§ WHAT TO WORK ON:
Repeat the listing exactly as given, omitting every image.
======== PROVIDED DATA ========
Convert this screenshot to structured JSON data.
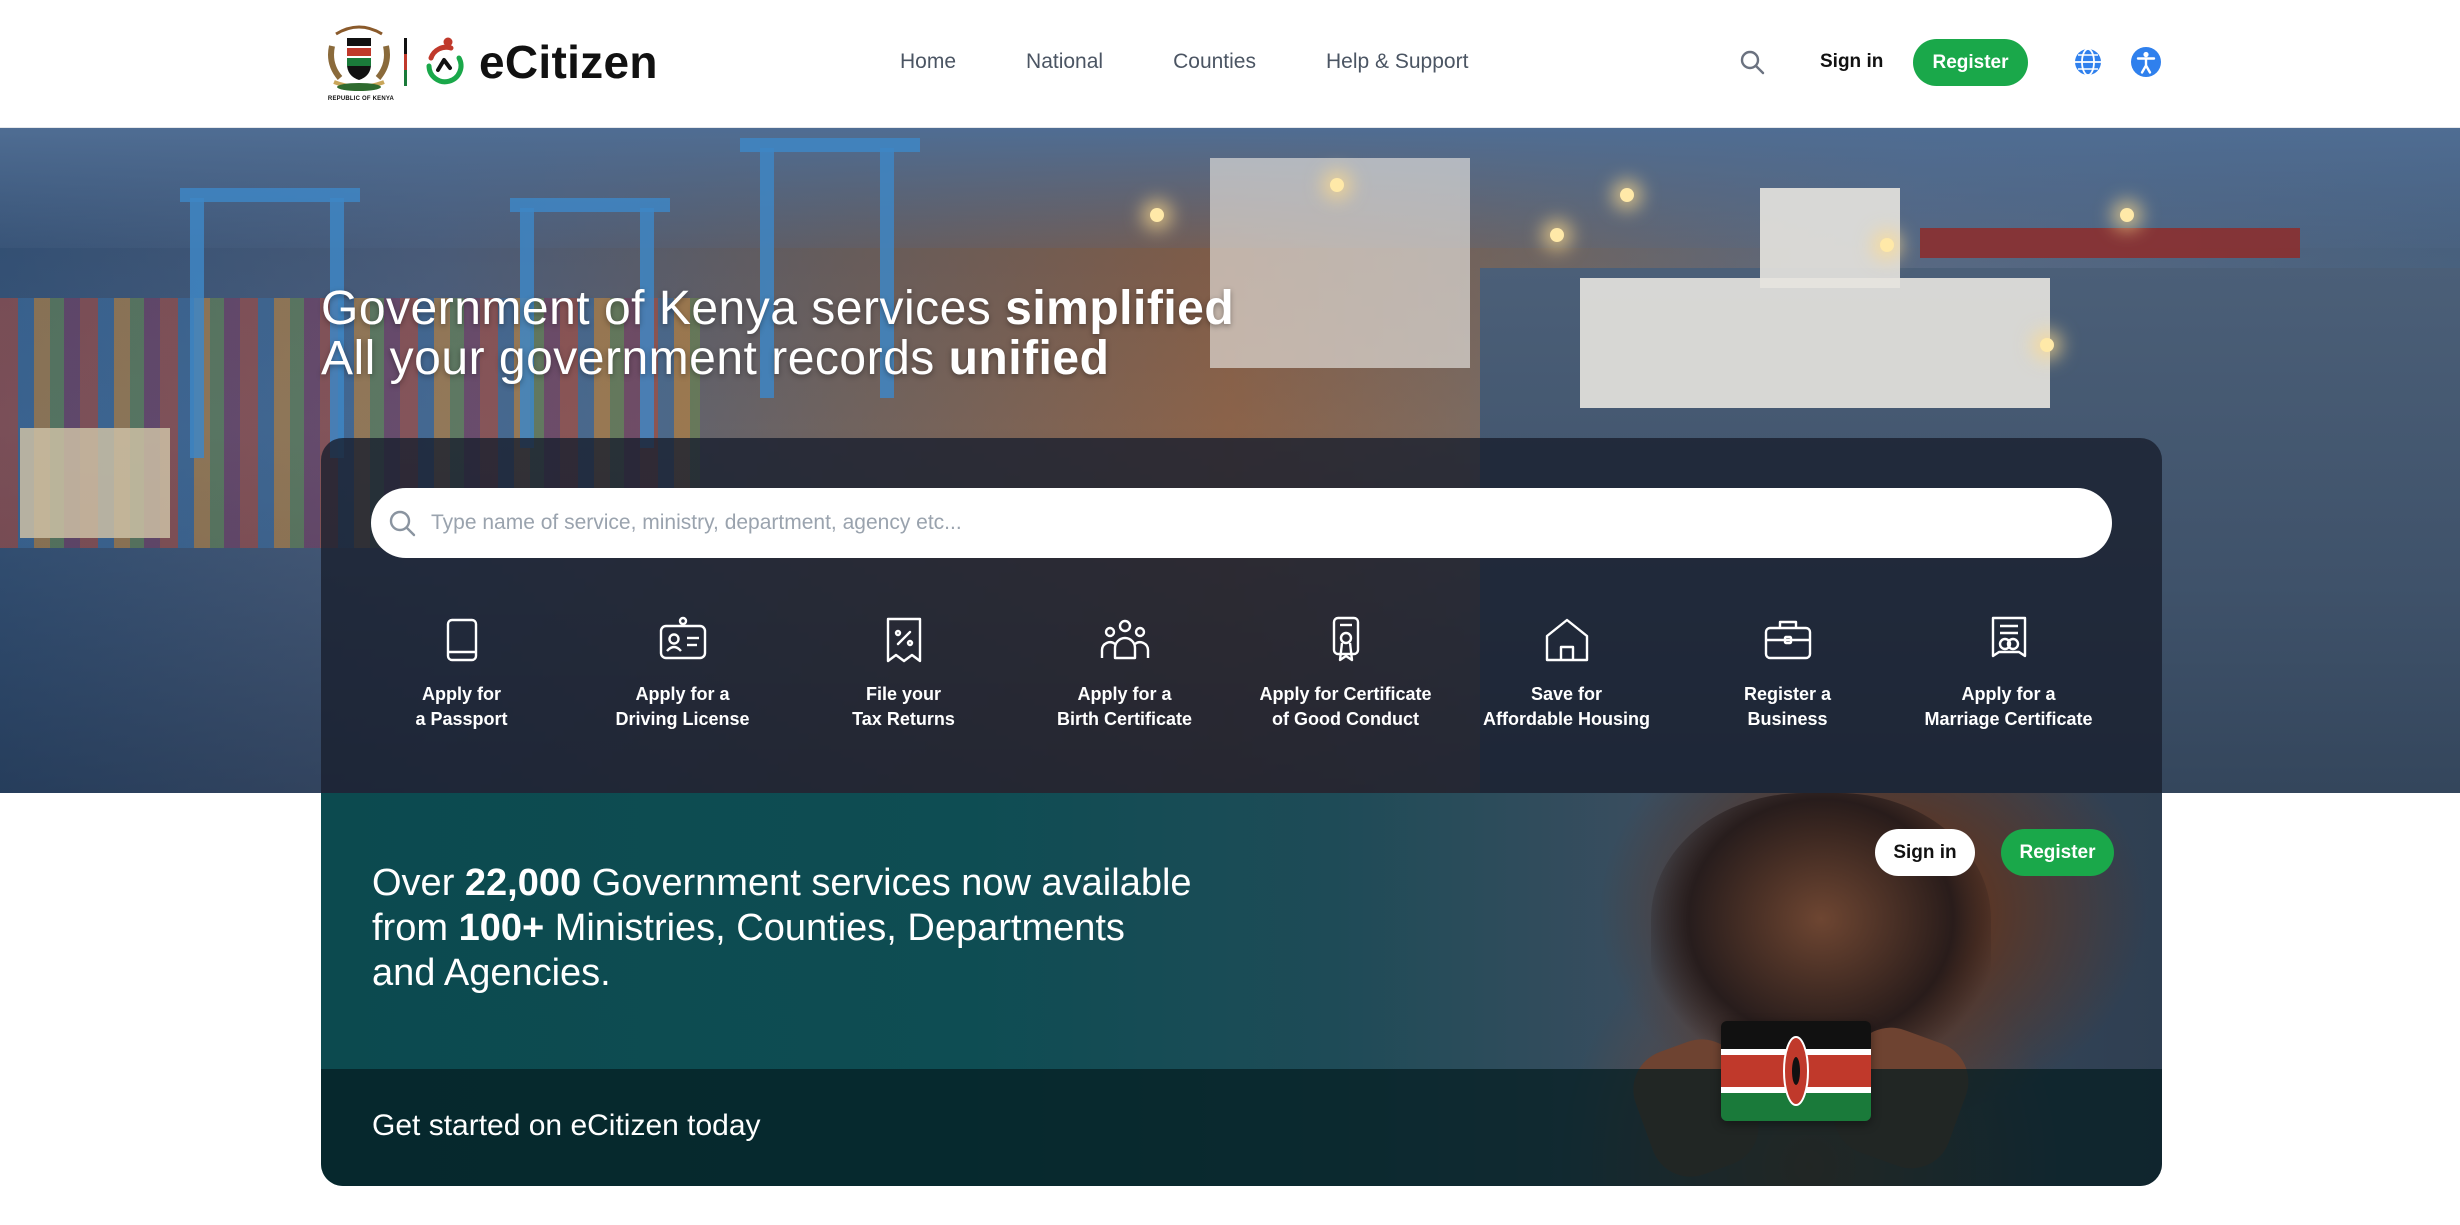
{
  "header": {
    "coat_of_arms_label": "REPUBLIC OF KENYA",
    "brand": "eCitizen",
    "nav": [
      "Home",
      "National",
      "Counties",
      "Help & Support"
    ],
    "sign_in": "Sign in",
    "register": "Register",
    "icons": [
      "search-icon",
      "globe-icon",
      "accessibility-icon"
    ]
  },
  "hero": {
    "line1_prefix": "Government of Kenya services ",
    "line1_bold": "simplified",
    "line2_prefix": "All your government records ",
    "line2_bold": "unified",
    "search_placeholder": "Type name of service, ministry, department, agency etc..."
  },
  "services": [
    {
      "line1": "Apply for",
      "line2": "a Passport",
      "icon": "passport-icon"
    },
    {
      "line1": "Apply for a",
      "line2": "Driving License",
      "icon": "id-card-icon"
    },
    {
      "line1": "File your",
      "line2": "Tax Returns",
      "icon": "tax-receipt-icon"
    },
    {
      "line1": "Apply for a",
      "line2": "Birth Certificate",
      "icon": "family-icon"
    },
    {
      "line1": "Apply for Certificate",
      "line2": "of Good Conduct",
      "icon": "certificate-badge-icon"
    },
    {
      "line1": "Save for",
      "line2": "Affordable Housing",
      "icon": "house-icon"
    },
    {
      "line1": "Register a",
      "line2": "Business",
      "icon": "briefcase-icon"
    },
    {
      "line1": "Apply for a",
      "line2": "Marriage Certificate",
      "icon": "marriage-certificate-icon"
    }
  ],
  "promo": {
    "p1": "Over ",
    "b1": "22,000",
    "p2": " Government services now available",
    "p3": "from ",
    "b2": "100+",
    "p4": " Ministries, Counties, Departments",
    "p5": "and Agencies.",
    "cta_text": "Get started on eCitizen today",
    "sign_in": "Sign in",
    "register": "Register"
  },
  "colors": {
    "accent_green": "#1aa84a",
    "accessibility_blue": "#2f80ed",
    "promo_teal": "#0c4a4f"
  }
}
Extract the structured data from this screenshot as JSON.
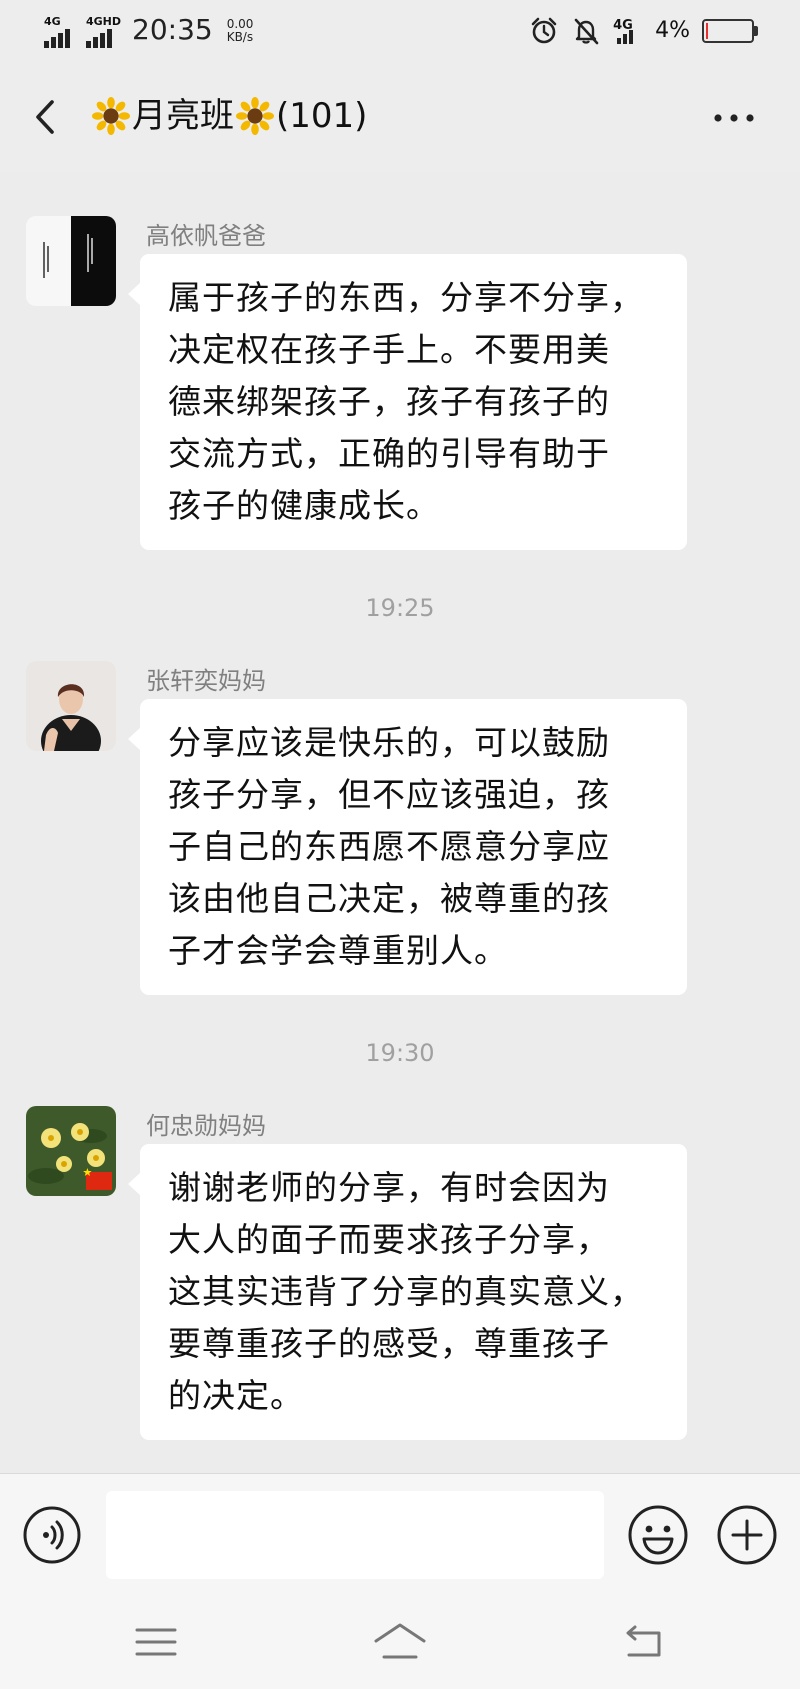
{
  "status_bar": {
    "network_1": "4G",
    "network_2": "4GHD",
    "time": "20:35",
    "speed_value": "0.00",
    "speed_unit": "KB/s",
    "network_3": "4G",
    "battery_percent": "4%",
    "battery_level": 0.04,
    "battery_color": "#ea2f2f",
    "icons": [
      "alarm-icon",
      "mute-bell-icon",
      "signal-4g-icon",
      "battery-icon"
    ]
  },
  "header": {
    "title": "月亮班",
    "member_count": "(101)",
    "back_icon": "chevron-left-icon",
    "more_icon": "more-dots-icon",
    "title_emoji": "sunflower-icon"
  },
  "messages": [
    {
      "sender": "高依帆爸爸",
      "text": "属于孩子的东西，分享不分享，\n决定权在孩子手上。不要用美\n德来绑架孩子，孩子有孩子的\n交流方式，正确的引导有助于\n孩子的健康成长。",
      "avatar": "calligraphy-avatar"
    },
    {
      "time_separator": "19:25",
      "sender": "张轩奕妈妈",
      "text": "分享应该是快乐的，可以鼓励\n孩子分享，但不应该强迫，孩\n子自己的东西愿不愿意分享应\n该由他自己决定，被尊重的孩\n子才会学会尊重别人。",
      "avatar": "portrait-avatar"
    },
    {
      "time_separator": "19:30",
      "sender": "何忠勋妈妈",
      "text": "谢谢老师的分享，有时会因为\n大人的面子而要求孩子分享，\n这其实违背了分享的真实意义，\n要尊重孩子的感受，尊重孩子\n的决定。",
      "avatar": "flowers-avatar"
    }
  ],
  "input_bar": {
    "value": "",
    "voice_icon": "voice-icon",
    "emoji_icon": "emoji-icon",
    "plus_icon": "plus-icon"
  },
  "system_nav": {
    "menu_icon": "menu-icon",
    "home_icon": "home-icon",
    "back_icon": "back-arrow-icon"
  },
  "colors": {
    "background": "#ececec",
    "bubble": "#ffffff",
    "timestamp": "#a0a0a0",
    "sender_name": "#808080"
  }
}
========
§ SOLUTION TO THIS EXERCISE:
Convert this screenshot to structured JSON data.
{
  "header": {
    "coat_of_arms_label": "REPUBLIC OF KENYA",
    "brand": "eCitizen",
    "nav": [
      "Home",
      "National",
      "Counties",
      "Help & Support"
    ],
    "sign_in": "Sign in",
    "register": "Register",
    "icons": [
      "search-icon",
      "globe-icon",
      "accessibility-icon"
    ]
  },
  "hero": {
    "line1_prefix": "Government of Kenya services ",
    "line1_bold": "simplified",
    "line2_prefix": "All your government records ",
    "line2_bold": "unified",
    "search_placeholder": "Type name of service, ministry, department, agency etc..."
  },
  "services": [
    {
      "line1": "Apply for",
      "line2": "a Passport",
      "icon": "passport-icon"
    },
    {
      "line1": "Apply for a",
      "line2": "Driving License",
      "icon": "id-card-icon"
    },
    {
      "line1": "File your",
      "line2": "Tax Returns",
      "icon": "tax-receipt-icon"
    },
    {
      "line1": "Apply for a",
      "line2": "Birth Certificate",
      "icon": "family-icon"
    },
    {
      "line1": "Apply for Certificate",
      "line2": "of Good Conduct",
      "icon": "certificate-badge-icon"
    },
    {
      "line1": "Save for",
      "line2": "Affordable Housing",
      "icon": "house-icon"
    },
    {
      "line1": "Register a",
      "line2": "Business",
      "icon": "briefcase-icon"
    },
    {
      "line1": "Apply for a",
      "line2": "Marriage Certificate",
      "icon": "marriage-certificate-icon"
    }
  ],
  "promo": {
    "p1": "Over ",
    "b1": "22,000",
    "p2": " Government services now available",
    "p3": "from ",
    "b2": "100+",
    "p4": " Ministries, Counties, Departments",
    "p5": "and Agencies.",
    "cta_text": "Get started on eCitizen today",
    "sign_in": "Sign in",
    "register": "Register"
  },
  "colors": {
    "accent_green": "#1aa84a",
    "accessibility_blue": "#2f80ed",
    "promo_teal": "#0c4a4f"
  }
}
Extract the structured data from this screenshot as JSON.
{
  "status_bar": {
    "network_1": "4G",
    "network_2": "4GHD",
    "time": "20:35",
    "speed_value": "0.00",
    "speed_unit": "KB/s",
    "network_3": "4G",
    "battery_percent": "4%",
    "battery_level": 0.04,
    "battery_color": "#ea2f2f",
    "icons": [
      "alarm-icon",
      "mute-bell-icon",
      "signal-4g-icon",
      "battery-icon"
    ]
  },
  "header": {
    "title": "月亮班",
    "member_count": "(101)",
    "back_icon": "chevron-left-icon",
    "more_icon": "more-dots-icon",
    "title_emoji": "sunflower-icon"
  },
  "messages": [
    {
      "sender": "高依帆爸爸",
      "text": "属于孩子的东西，分享不分享，\n决定权在孩子手上。不要用美\n德来绑架孩子，孩子有孩子的\n交流方式，正确的引导有助于\n孩子的健康成长。",
      "avatar": "calligraphy-avatar"
    },
    {
      "time_separator": "19:25",
      "sender": "张轩奕妈妈",
      "text": "分享应该是快乐的，可以鼓励\n孩子分享，但不应该强迫，孩\n子自己的东西愿不愿意分享应\n该由他自己决定，被尊重的孩\n子才会学会尊重别人。",
      "avatar": "portrait-avatar"
    },
    {
      "time_separator": "19:30",
      "sender": "何忠勋妈妈",
      "text": "谢谢老师的分享，有时会因为\n大人的面子而要求孩子分享，\n这其实违背了分享的真实意义，\n要尊重孩子的感受，尊重孩子\n的决定。",
      "avatar": "flowers-avatar"
    }
  ],
  "input_bar": {
    "value": "",
    "voice_icon": "voice-icon",
    "emoji_icon": "emoji-icon",
    "plus_icon": "plus-icon"
  },
  "system_nav": {
    "menu_icon": "menu-icon",
    "home_icon": "home-icon",
    "back_icon": "back-arrow-icon"
  },
  "colors": {
    "background": "#ececec",
    "bubble": "#ffffff",
    "timestamp": "#a0a0a0",
    "sender_name": "#808080"
  }
}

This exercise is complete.